(Stored data)

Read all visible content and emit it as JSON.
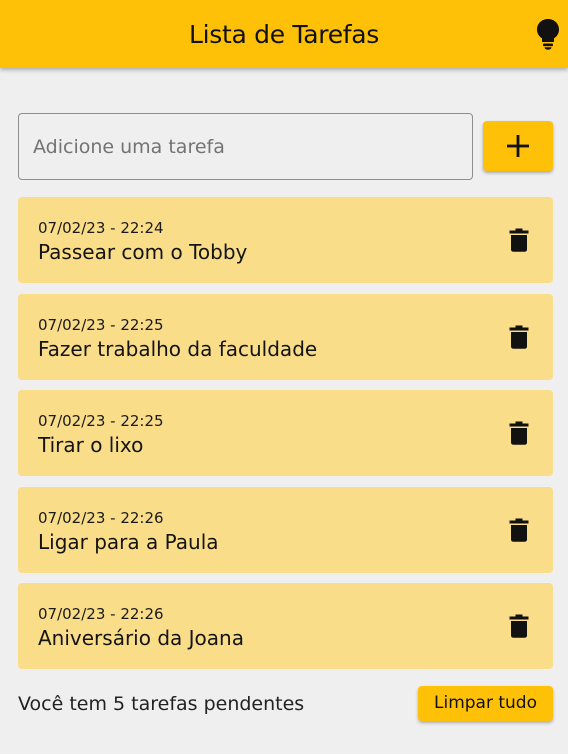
{
  "app": {
    "title": "Lista de Tarefas",
    "accent_color": "#fec107",
    "card_color": "#f9dd89",
    "theme_icon": "lightbulb-icon"
  },
  "input": {
    "placeholder": "Adicione uma tarefa",
    "value": "",
    "add_icon": "plus-icon"
  },
  "tasks": [
    {
      "date": "07/02/23 - 22:24",
      "title": "Passear com o Tobby",
      "delete_icon": "trash-icon"
    },
    {
      "date": "07/02/23 - 22:25",
      "title": "Fazer trabalho da faculdade",
      "delete_icon": "trash-icon"
    },
    {
      "date": "07/02/23 - 22:25",
      "title": "Tirar o lixo",
      "delete_icon": "trash-icon"
    },
    {
      "date": "07/02/23 - 22:26",
      "title": "Ligar para a Paula",
      "delete_icon": "trash-icon"
    },
    {
      "date": "07/02/23 - 22:26",
      "title": "Aniversário da Joana",
      "delete_icon": "trash-icon"
    }
  ],
  "footer": {
    "pending_text": "Você tem 5 tarefas pendentes",
    "clear_label": "Limpar tudo"
  }
}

Set task
Keep the pictures out of your copy, and repeat every entry above exactly.

Exercise solution
Read all visible content and emit it as JSON.
{
  "app": {
    "title": "Lista de Tarefas",
    "accent_color": "#fec107",
    "card_color": "#f9dd89",
    "theme_icon": "lightbulb-icon"
  },
  "input": {
    "placeholder": "Adicione uma tarefa",
    "value": "",
    "add_icon": "plus-icon"
  },
  "tasks": [
    {
      "date": "07/02/23 - 22:24",
      "title": "Passear com o Tobby",
      "delete_icon": "trash-icon"
    },
    {
      "date": "07/02/23 - 22:25",
      "title": "Fazer trabalho da faculdade",
      "delete_icon": "trash-icon"
    },
    {
      "date": "07/02/23 - 22:25",
      "title": "Tirar o lixo",
      "delete_icon": "trash-icon"
    },
    {
      "date": "07/02/23 - 22:26",
      "title": "Ligar para a Paula",
      "delete_icon": "trash-icon"
    },
    {
      "date": "07/02/23 - 22:26",
      "title": "Aniversário da Joana",
      "delete_icon": "trash-icon"
    }
  ],
  "footer": {
    "pending_text": "Você tem 5 tarefas pendentes",
    "clear_label": "Limpar tudo"
  }
}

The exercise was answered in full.